### THE REQUEST
Reproduce every line of the following records without any changes.
•••••
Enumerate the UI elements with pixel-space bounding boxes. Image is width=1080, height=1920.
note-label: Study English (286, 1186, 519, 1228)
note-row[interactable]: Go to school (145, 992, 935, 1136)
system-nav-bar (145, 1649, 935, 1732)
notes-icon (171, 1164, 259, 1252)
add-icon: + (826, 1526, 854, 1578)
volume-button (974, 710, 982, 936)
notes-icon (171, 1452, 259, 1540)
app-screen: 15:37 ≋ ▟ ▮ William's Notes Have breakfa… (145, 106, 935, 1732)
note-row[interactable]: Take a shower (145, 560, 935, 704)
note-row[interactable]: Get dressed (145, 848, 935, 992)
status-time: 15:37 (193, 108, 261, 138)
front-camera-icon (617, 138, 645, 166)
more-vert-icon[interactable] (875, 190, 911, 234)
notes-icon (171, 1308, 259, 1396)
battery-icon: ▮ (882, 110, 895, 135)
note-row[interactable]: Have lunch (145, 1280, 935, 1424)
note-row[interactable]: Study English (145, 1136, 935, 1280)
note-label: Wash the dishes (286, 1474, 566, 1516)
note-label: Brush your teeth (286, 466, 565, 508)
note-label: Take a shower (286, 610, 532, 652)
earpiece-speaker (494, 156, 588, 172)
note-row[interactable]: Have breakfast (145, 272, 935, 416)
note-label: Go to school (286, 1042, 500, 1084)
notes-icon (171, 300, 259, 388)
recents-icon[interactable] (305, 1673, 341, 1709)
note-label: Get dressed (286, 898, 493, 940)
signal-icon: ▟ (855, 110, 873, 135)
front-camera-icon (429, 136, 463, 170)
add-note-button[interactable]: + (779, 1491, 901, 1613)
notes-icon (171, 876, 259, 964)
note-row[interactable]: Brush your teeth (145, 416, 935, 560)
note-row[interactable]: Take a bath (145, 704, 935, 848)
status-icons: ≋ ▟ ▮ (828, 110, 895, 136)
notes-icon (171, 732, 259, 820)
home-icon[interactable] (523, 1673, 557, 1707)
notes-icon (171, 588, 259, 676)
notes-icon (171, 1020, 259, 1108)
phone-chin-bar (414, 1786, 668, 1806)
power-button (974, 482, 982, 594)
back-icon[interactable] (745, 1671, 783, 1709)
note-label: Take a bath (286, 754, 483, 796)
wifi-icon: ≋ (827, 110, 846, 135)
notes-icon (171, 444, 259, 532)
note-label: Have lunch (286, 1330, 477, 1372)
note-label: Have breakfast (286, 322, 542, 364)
•••••
### TASK RESULT
Enumerate the UI elements with pixel-space bounding boxes. Image is width=1080, height=1920.
note-label: Study English (286, 1186, 519, 1228)
note-row[interactable]: Go to school (145, 992, 935, 1136)
system-nav-bar (145, 1649, 935, 1732)
notes-icon (171, 1164, 259, 1252)
add-icon: + (826, 1526, 854, 1578)
volume-button (974, 710, 982, 936)
notes-icon (171, 1452, 259, 1540)
app-screen: 15:37 ≋ ▟ ▮ William's Notes Have breakfa… (145, 106, 935, 1732)
note-row[interactable]: Take a shower (145, 560, 935, 704)
note-row[interactable]: Get dressed (145, 848, 935, 992)
status-time: 15:37 (193, 108, 261, 138)
front-camera-icon (617, 138, 645, 166)
more-vert-icon[interactable] (875, 190, 911, 234)
notes-icon (171, 1308, 259, 1396)
battery-icon: ▮ (882, 110, 895, 135)
note-row[interactable]: Have lunch (145, 1280, 935, 1424)
note-row[interactable]: Study English (145, 1136, 935, 1280)
note-label: Wash the dishes (286, 1474, 566, 1516)
note-label: Brush your teeth (286, 466, 565, 508)
note-label: Take a shower (286, 610, 532, 652)
earpiece-speaker (494, 156, 588, 172)
note-row[interactable]: Have breakfast (145, 272, 935, 416)
note-label: Go to school (286, 1042, 500, 1084)
notes-icon (171, 300, 259, 388)
recents-icon[interactable] (305, 1673, 341, 1709)
note-label: Get dressed (286, 898, 493, 940)
signal-icon: ▟ (855, 110, 873, 135)
front-camera-icon (429, 136, 463, 170)
add-note-button[interactable]: + (779, 1491, 901, 1613)
notes-icon (171, 876, 259, 964)
note-row[interactable]: Brush your teeth (145, 416, 935, 560)
note-row[interactable]: Take a bath (145, 704, 935, 848)
status-icons: ≋ ▟ ▮ (828, 110, 895, 136)
notes-icon (171, 732, 259, 820)
home-icon[interactable] (523, 1673, 557, 1707)
notes-icon (171, 588, 259, 676)
notes-icon (171, 1020, 259, 1108)
phone-chin-bar (414, 1786, 668, 1806)
power-button (974, 482, 982, 594)
back-icon[interactable] (745, 1671, 783, 1709)
note-label: Take a bath (286, 754, 483, 796)
wifi-icon: ≋ (827, 110, 846, 135)
notes-icon (171, 444, 259, 532)
note-label: Have lunch (286, 1330, 477, 1372)
note-label: Have breakfast (286, 322, 542, 364)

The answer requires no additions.